## RECORDS PROVIDED:
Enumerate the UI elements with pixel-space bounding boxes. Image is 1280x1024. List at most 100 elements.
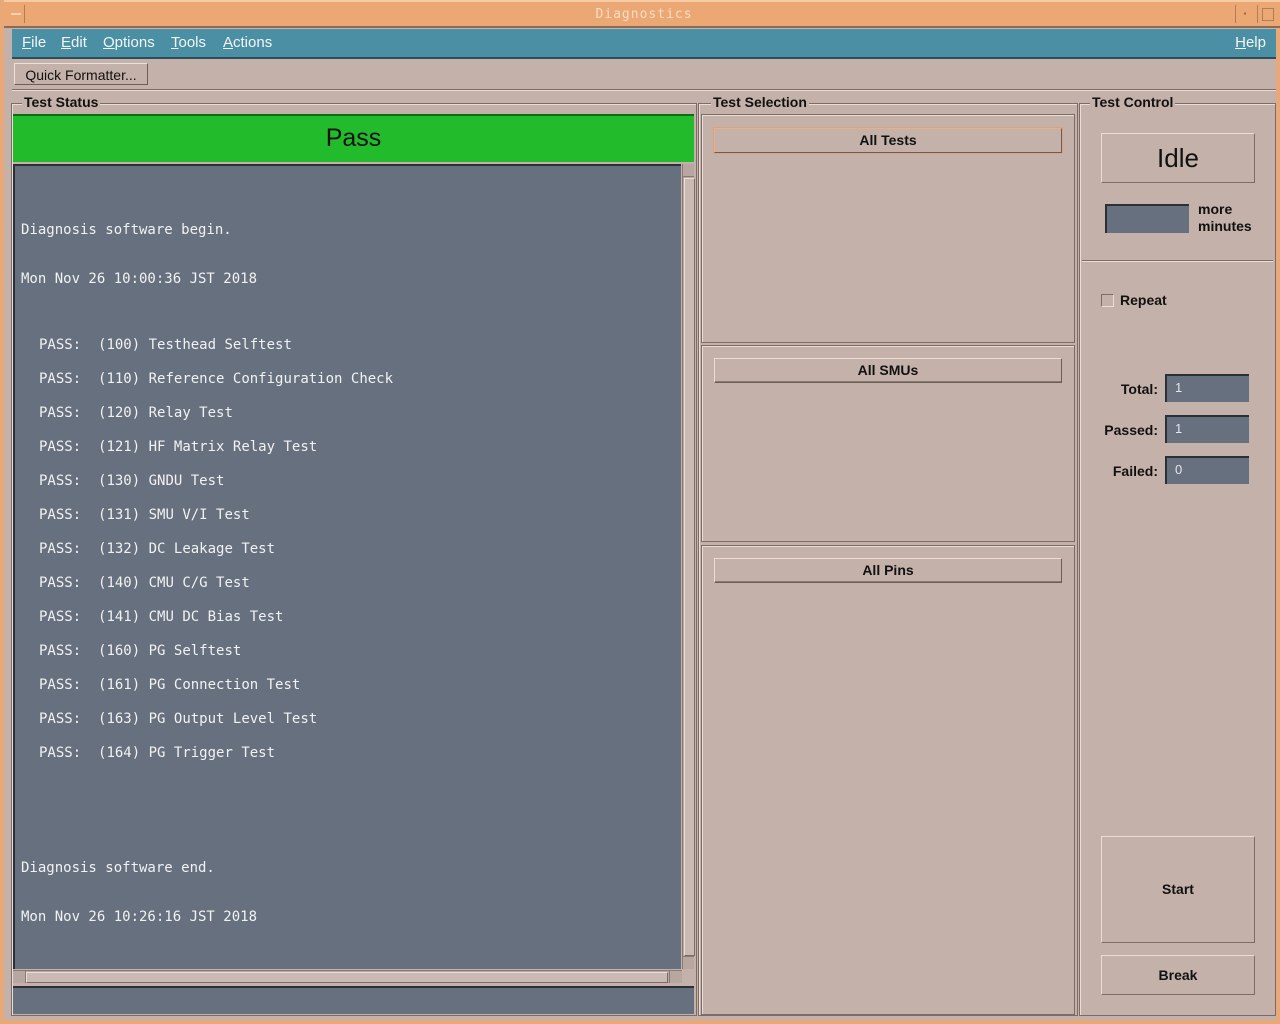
log-entry: PASS: (132) DC Leakage Test <box>21 541 681 558</box>
log-entry-name: PG Output Level Test <box>148 711 318 727</box>
log-entry: PASS: (100) Testhead Selftest <box>21 337 681 354</box>
menu-edit-mnemonic: E <box>61 34 72 51</box>
log-entry-code: (140) <box>98 575 141 591</box>
log-entry-code: (141) <box>98 609 141 625</box>
failed-field: 0 <box>1165 456 1249 484</box>
passed-field: 1 <box>1165 415 1249 443</box>
minimize-icon[interactable]: ▪ <box>1235 5 1254 23</box>
all-tests-button[interactable]: All Tests <box>714 128 1062 153</box>
log-entry-name: PG Connection Test <box>148 677 301 693</box>
menu-help-label: elp <box>1245 34 1266 51</box>
log-horizontal-scroll-thumb[interactable] <box>26 972 668 983</box>
menu-options-mnemonic: O <box>103 34 115 51</box>
log-entry-code: (161) <box>98 677 141 693</box>
log-entry-code: (130) <box>98 473 141 489</box>
log-entry: PASS: (121) HF Matrix Relay Test <box>21 439 681 456</box>
log-entry-name: DC Leakage Test <box>148 541 276 557</box>
menu-file[interactable]: File <box>22 34 46 51</box>
log-entry: PASS: (141) CMU DC Bias Test <box>21 609 681 626</box>
log-entry-code: (121) <box>98 439 141 455</box>
menu-edit-label: dit <box>71 34 87 51</box>
log-entry-code: (163) <box>98 711 141 727</box>
log-entry: PASS: (161) PG Connection Test <box>21 677 681 694</box>
test-result-banner: Pass <box>13 114 694 162</box>
break-button[interactable]: Break <box>1101 955 1255 995</box>
menu-bar: File Edit Options Tools Actions Help <box>12 29 1276 59</box>
scroll-right-icon[interactable] <box>669 971 682 983</box>
log-entry-status: PASS: <box>39 439 82 455</box>
log-gap <box>21 388 681 405</box>
log-entry-code: (100) <box>98 337 141 353</box>
log-entry-status: PASS: <box>39 405 82 421</box>
more-minutes-label-line2: minutes <box>1198 218 1252 234</box>
toolbar-divider <box>12 89 1276 91</box>
total-label: Total: <box>1120 381 1158 397</box>
scroll-up-icon[interactable] <box>683 164 694 177</box>
log-gap <box>21 490 681 507</box>
log-entry: PASS: (163) PG Output Level Test <box>21 711 681 728</box>
menu-options-label: ptions <box>114 34 155 51</box>
log-vertical-scrollbar[interactable] <box>682 164 695 969</box>
control-divider <box>1082 260 1273 262</box>
menu-tools[interactable]: Tools <box>171 34 206 51</box>
log-entries: PASS: (100) Testhead Selftest PASS: (110)… <box>21 320 681 762</box>
repeat-checkbox[interactable] <box>1101 294 1114 307</box>
menu-actions[interactable]: Actions <box>223 34 272 51</box>
log-horizontal-scrollbar[interactable] <box>13 970 682 983</box>
all-tests-pane: All Tests <box>701 114 1075 343</box>
log-entry-name: Reference Configuration Check <box>148 371 394 387</box>
log-entry-status: PASS: <box>39 677 82 693</box>
log-entry-status: PASS: <box>39 541 82 557</box>
menu-tools-mnemonic: T <box>171 34 179 51</box>
log-entry-status: PASS: <box>39 745 82 761</box>
menu-tools-label: ools <box>178 34 207 51</box>
log-gap <box>21 694 681 711</box>
menu-file-label: ile <box>31 34 47 51</box>
log-entry-status: PASS: <box>39 337 82 353</box>
menu-options[interactable]: Options <box>103 34 155 51</box>
log-gap <box>21 320 681 337</box>
log-end-message: Diagnosis software end. <box>21 860 215 876</box>
test-log[interactable]: Diagnosis software begin. Mon Nov 26 10:… <box>13 164 681 969</box>
all-pins-button[interactable]: All Pins <box>714 558 1062 583</box>
diagnostics-window: Diagnostics ▪ File Edit Options Tools Ac… <box>0 0 1280 1024</box>
log-entry-code: (110) <box>98 371 141 387</box>
start-button[interactable]: Start <box>1101 836 1255 943</box>
log-entry: PASS: (120) Relay Test <box>21 405 681 422</box>
all-smus-button[interactable]: All SMUs <box>714 358 1062 383</box>
more-minutes-input[interactable] <box>1105 204 1189 233</box>
log-entry-status: PASS: <box>39 643 82 659</box>
test-state-indicator: Idle <box>1101 133 1255 183</box>
repeat-label: Repeat <box>1120 292 1167 308</box>
more-minutes-label-line1: more <box>1198 201 1233 217</box>
title-bar[interactable]: Diagnostics ▪ <box>4 0 1280 28</box>
log-vertical-scroll-thumb[interactable] <box>684 178 695 956</box>
log-entry-name: Testhead Selftest <box>148 337 292 353</box>
log-gap <box>21 558 681 575</box>
total-field: 1 <box>1165 374 1249 402</box>
all-pins-pane: All Pins <box>701 545 1075 1015</box>
test-selection-title: Test Selection <box>711 94 809 110</box>
status-message-field <box>13 986 694 1014</box>
passed-label: Passed: <box>1104 422 1158 438</box>
log-entry-status: PASS: <box>39 473 82 489</box>
menu-edit[interactable]: Edit <box>61 34 87 51</box>
failed-label: Failed: <box>1112 463 1158 479</box>
log-entry-code: (131) <box>98 507 141 523</box>
log-entry-code: (164) <box>98 745 141 761</box>
scroll-down-icon[interactable] <box>683 956 694 969</box>
log-entry: PASS: (130) GNDU Test <box>21 473 681 490</box>
window-title: Diagnostics <box>595 7 693 22</box>
menu-help[interactable]: Help <box>1235 34 1266 51</box>
log-entry-name: PG Trigger Test <box>148 745 276 761</box>
log-entry-code: (132) <box>98 541 141 557</box>
menu-actions-label: ctions <box>233 34 273 51</box>
log-entry-status: PASS: <box>39 575 82 591</box>
menu-help-mnemonic: H <box>1235 34 1246 51</box>
test-control-title: Test Control <box>1090 94 1176 110</box>
scroll-left-icon[interactable] <box>13 971 26 983</box>
log-entry-status: PASS: <box>39 371 82 387</box>
quick-formatter-button[interactable]: Quick Formatter... <box>14 63 148 85</box>
maximize-icon[interactable] <box>1257 5 1276 23</box>
log-gap <box>21 422 681 439</box>
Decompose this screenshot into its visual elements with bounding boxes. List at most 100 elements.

## GOAL:
Copy the listing above line for line, without changing anything. Leave out the pictures.

## RESULT BELOW:
Enumerate the UI elements with pixel-space bounding boxes. Image is 1280x1024. List at most 100 elements.
log-entry: PASS: (132) DC Leakage Test <box>21 541 681 558</box>
log-entry-name: PG Output Level Test <box>148 711 318 727</box>
log-entry: PASS: (100) Testhead Selftest <box>21 337 681 354</box>
menu-edit-mnemonic: E <box>61 34 72 51</box>
log-entry-code: (140) <box>98 575 141 591</box>
log-entry-code: (141) <box>98 609 141 625</box>
failed-field: 0 <box>1165 456 1249 484</box>
passed-field: 1 <box>1165 415 1249 443</box>
minimize-icon[interactable]: ▪ <box>1235 5 1254 23</box>
all-tests-button[interactable]: All Tests <box>714 128 1062 153</box>
log-entry-name: PG Connection Test <box>148 677 301 693</box>
menu-help-label: elp <box>1245 34 1266 51</box>
log-horizontal-scroll-thumb[interactable] <box>26 972 668 983</box>
menu-options-mnemonic: O <box>103 34 115 51</box>
log-entry-code: (161) <box>98 677 141 693</box>
log-entry-code: (130) <box>98 473 141 489</box>
log-entry: PASS: (121) HF Matrix Relay Test <box>21 439 681 456</box>
log-entry-name: DC Leakage Test <box>148 541 276 557</box>
menu-file[interactable]: File <box>22 34 46 51</box>
log-entry: PASS: (141) CMU DC Bias Test <box>21 609 681 626</box>
log-entry-code: (121) <box>98 439 141 455</box>
menu-edit-label: dit <box>71 34 87 51</box>
log-entry-code: (163) <box>98 711 141 727</box>
log-entry: PASS: (161) PG Connection Test <box>21 677 681 694</box>
test-result-banner: Pass <box>13 114 694 162</box>
break-button[interactable]: Break <box>1101 955 1255 995</box>
menu-bar: File Edit Options Tools Actions Help <box>12 29 1276 59</box>
scroll-right-icon[interactable] <box>669 971 682 983</box>
log-entry-status: PASS: <box>39 439 82 455</box>
log-gap <box>21 388 681 405</box>
log-entry-code: (100) <box>98 337 141 353</box>
log-entry-status: PASS: <box>39 405 82 421</box>
more-minutes-label-line2: minutes <box>1198 218 1252 234</box>
toolbar-divider <box>12 89 1276 91</box>
total-label: Total: <box>1120 381 1158 397</box>
scroll-up-icon[interactable] <box>683 164 694 177</box>
log-gap <box>21 490 681 507</box>
log-entry: PASS: (163) PG Output Level Test <box>21 711 681 728</box>
menu-options-label: ptions <box>114 34 155 51</box>
log-vertical-scrollbar[interactable] <box>682 164 695 969</box>
control-divider <box>1082 260 1273 262</box>
menu-tools[interactable]: Tools <box>171 34 206 51</box>
log-entries: PASS: (100) Testhead Selftest PASS: (110)… <box>21 320 681 762</box>
repeat-checkbox[interactable] <box>1101 294 1114 307</box>
menu-actions[interactable]: Actions <box>223 34 272 51</box>
log-horizontal-scrollbar[interactable] <box>13 970 682 983</box>
all-tests-pane: All Tests <box>701 114 1075 343</box>
log-entry-name: Reference Configuration Check <box>148 371 394 387</box>
log-entry-status: PASS: <box>39 677 82 693</box>
log-entry-status: PASS: <box>39 541 82 557</box>
menu-tools-mnemonic: T <box>171 34 179 51</box>
log-entry-status: PASS: <box>39 745 82 761</box>
menu-tools-label: ools <box>178 34 207 51</box>
log-gap <box>21 694 681 711</box>
menu-file-label: ile <box>31 34 47 51</box>
log-entry-status: PASS: <box>39 337 82 353</box>
menu-options[interactable]: Options <box>103 34 155 51</box>
log-gap <box>21 320 681 337</box>
log-end-message: Diagnosis software end. <box>21 860 215 876</box>
test-log[interactable]: Diagnosis software begin. Mon Nov 26 10:… <box>13 164 681 969</box>
all-pins-button[interactable]: All Pins <box>714 558 1062 583</box>
diagnostics-window: Diagnostics ▪ File Edit Options Tools Ac… <box>0 0 1280 1024</box>
log-entry-code: (110) <box>98 371 141 387</box>
start-button[interactable]: Start <box>1101 836 1255 943</box>
log-entry: PASS: (120) Relay Test <box>21 405 681 422</box>
all-smus-button[interactable]: All SMUs <box>714 358 1062 383</box>
more-minutes-input[interactable] <box>1105 204 1189 233</box>
log-entry-status: PASS: <box>39 643 82 659</box>
test-state-indicator: Idle <box>1101 133 1255 183</box>
repeat-label: Repeat <box>1120 292 1167 308</box>
more-minutes-label-line1: more <box>1198 201 1233 217</box>
title-bar[interactable]: Diagnostics ▪ <box>4 0 1280 28</box>
log-vertical-scroll-thumb[interactable] <box>684 178 695 956</box>
log-entry-name: Testhead Selftest <box>148 337 292 353</box>
log-gap <box>21 558 681 575</box>
total-field: 1 <box>1165 374 1249 402</box>
all-pins-pane: All Pins <box>701 545 1075 1015</box>
test-selection-title: Test Selection <box>711 94 809 110</box>
status-message-field <box>13 986 694 1014</box>
passed-label: Passed: <box>1104 422 1158 438</box>
log-entry-status: PASS: <box>39 473 82 489</box>
menu-edit[interactable]: Edit <box>61 34 87 51</box>
failed-label: Failed: <box>1112 463 1158 479</box>
log-entry-code: (131) <box>98 507 141 523</box>
log-entry-code: (164) <box>98 745 141 761</box>
scroll-down-icon[interactable] <box>683 956 694 969</box>
log-entry: PASS: (130) GNDU Test <box>21 473 681 490</box>
window-title: Diagnostics <box>595 7 693 22</box>
menu-help[interactable]: Help <box>1235 34 1266 51</box>
log-entry-name: PG Trigger Test <box>148 745 276 761</box>
log-entry-code: (132) <box>98 541 141 557</box>
menu-actions-label: ctions <box>233 34 273 51</box>
log-entry-status: PASS: <box>39 575 82 591</box>
menu-help-mnemonic: H <box>1235 34 1246 51</box>
test-control-title: Test Control <box>1090 94 1176 110</box>
scroll-left-icon[interactable] <box>13 971 26 983</box>
log-entry-status: PASS: <box>39 371 82 387</box>
quick-formatter-button[interactable]: Quick Formatter... <box>14 63 148 85</box>
maximize-icon[interactable] <box>1257 5 1276 23</box>
log-gap <box>21 422 681 439</box>
Decompose this screenshot into its visual elements with bounding boxes. List at most 100 elements.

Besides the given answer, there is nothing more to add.